GOAL.
Find every line with the word "title" and report how many there are, without any other text.
::: DATA SUPPLIED :::
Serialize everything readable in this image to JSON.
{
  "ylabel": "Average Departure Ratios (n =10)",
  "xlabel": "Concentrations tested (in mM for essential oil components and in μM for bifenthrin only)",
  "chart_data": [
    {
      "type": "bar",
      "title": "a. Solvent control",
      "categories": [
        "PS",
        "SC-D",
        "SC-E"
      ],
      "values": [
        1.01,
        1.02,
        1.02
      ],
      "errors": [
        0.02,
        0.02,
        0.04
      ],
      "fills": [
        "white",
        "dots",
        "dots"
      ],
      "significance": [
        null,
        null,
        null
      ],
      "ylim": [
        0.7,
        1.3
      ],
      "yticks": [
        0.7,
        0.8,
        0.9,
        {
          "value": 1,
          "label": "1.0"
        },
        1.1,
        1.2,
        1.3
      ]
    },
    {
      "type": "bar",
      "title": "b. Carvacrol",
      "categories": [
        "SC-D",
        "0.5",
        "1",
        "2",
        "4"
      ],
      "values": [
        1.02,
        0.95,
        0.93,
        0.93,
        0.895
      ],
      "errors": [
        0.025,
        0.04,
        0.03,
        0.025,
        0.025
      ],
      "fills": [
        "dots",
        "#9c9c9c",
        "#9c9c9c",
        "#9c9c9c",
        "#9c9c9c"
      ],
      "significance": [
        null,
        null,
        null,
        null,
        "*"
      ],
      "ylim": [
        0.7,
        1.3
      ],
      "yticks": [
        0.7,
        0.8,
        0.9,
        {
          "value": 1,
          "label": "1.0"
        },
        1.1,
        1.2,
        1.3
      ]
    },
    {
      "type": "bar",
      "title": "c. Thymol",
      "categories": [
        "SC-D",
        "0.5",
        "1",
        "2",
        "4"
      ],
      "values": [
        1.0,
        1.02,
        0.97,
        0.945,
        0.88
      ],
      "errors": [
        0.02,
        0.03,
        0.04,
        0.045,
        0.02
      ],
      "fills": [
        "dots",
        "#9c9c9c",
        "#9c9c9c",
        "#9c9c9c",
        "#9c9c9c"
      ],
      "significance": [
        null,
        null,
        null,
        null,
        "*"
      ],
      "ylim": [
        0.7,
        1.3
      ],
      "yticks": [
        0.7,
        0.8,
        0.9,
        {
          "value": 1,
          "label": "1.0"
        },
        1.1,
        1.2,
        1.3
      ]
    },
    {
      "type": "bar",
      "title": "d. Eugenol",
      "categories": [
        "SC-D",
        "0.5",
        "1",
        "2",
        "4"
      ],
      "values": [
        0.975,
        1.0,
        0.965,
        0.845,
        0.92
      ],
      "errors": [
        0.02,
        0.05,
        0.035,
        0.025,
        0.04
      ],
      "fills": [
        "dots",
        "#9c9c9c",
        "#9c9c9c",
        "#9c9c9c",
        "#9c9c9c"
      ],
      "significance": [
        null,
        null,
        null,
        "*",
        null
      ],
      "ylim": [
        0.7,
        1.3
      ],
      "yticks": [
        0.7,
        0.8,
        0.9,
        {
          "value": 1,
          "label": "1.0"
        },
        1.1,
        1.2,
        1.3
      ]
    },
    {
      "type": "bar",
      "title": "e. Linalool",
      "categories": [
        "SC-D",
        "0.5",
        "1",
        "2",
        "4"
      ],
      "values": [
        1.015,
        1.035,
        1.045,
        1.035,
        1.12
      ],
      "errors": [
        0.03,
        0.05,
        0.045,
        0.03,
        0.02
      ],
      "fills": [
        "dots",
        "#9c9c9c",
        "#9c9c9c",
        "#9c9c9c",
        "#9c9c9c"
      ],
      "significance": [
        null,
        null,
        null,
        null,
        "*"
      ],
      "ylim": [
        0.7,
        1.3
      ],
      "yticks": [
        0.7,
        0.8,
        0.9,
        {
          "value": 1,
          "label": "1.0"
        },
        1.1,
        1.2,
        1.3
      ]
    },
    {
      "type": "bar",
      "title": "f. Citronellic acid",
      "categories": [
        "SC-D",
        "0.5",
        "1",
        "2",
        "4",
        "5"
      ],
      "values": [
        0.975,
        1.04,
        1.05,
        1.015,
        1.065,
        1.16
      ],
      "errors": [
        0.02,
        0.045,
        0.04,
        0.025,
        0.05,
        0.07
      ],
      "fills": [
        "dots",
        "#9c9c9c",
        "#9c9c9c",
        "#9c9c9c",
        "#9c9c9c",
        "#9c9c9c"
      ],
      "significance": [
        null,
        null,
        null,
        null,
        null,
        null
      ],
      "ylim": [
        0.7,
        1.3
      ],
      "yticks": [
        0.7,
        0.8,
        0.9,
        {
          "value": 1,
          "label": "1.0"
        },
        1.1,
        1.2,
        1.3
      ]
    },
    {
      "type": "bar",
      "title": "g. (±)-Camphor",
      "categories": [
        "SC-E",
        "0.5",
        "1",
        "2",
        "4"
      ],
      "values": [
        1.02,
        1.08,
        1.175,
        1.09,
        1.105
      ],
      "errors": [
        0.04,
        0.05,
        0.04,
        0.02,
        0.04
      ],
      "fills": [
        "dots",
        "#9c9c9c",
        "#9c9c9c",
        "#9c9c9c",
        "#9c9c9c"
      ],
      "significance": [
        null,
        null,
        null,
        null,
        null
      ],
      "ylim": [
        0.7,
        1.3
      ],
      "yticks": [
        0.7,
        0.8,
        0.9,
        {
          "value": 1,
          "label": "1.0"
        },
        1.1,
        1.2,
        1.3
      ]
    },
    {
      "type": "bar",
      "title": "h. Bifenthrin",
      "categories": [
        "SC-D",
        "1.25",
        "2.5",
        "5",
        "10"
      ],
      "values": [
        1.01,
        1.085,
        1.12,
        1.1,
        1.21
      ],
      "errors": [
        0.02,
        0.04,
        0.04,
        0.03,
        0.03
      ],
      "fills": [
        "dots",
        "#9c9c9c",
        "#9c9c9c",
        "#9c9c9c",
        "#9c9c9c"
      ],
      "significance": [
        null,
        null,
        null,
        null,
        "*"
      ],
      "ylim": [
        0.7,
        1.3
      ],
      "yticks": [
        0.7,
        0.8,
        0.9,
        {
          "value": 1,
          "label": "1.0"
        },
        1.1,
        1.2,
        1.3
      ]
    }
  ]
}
:::
OUTPUT OF THE EXERCISE.
8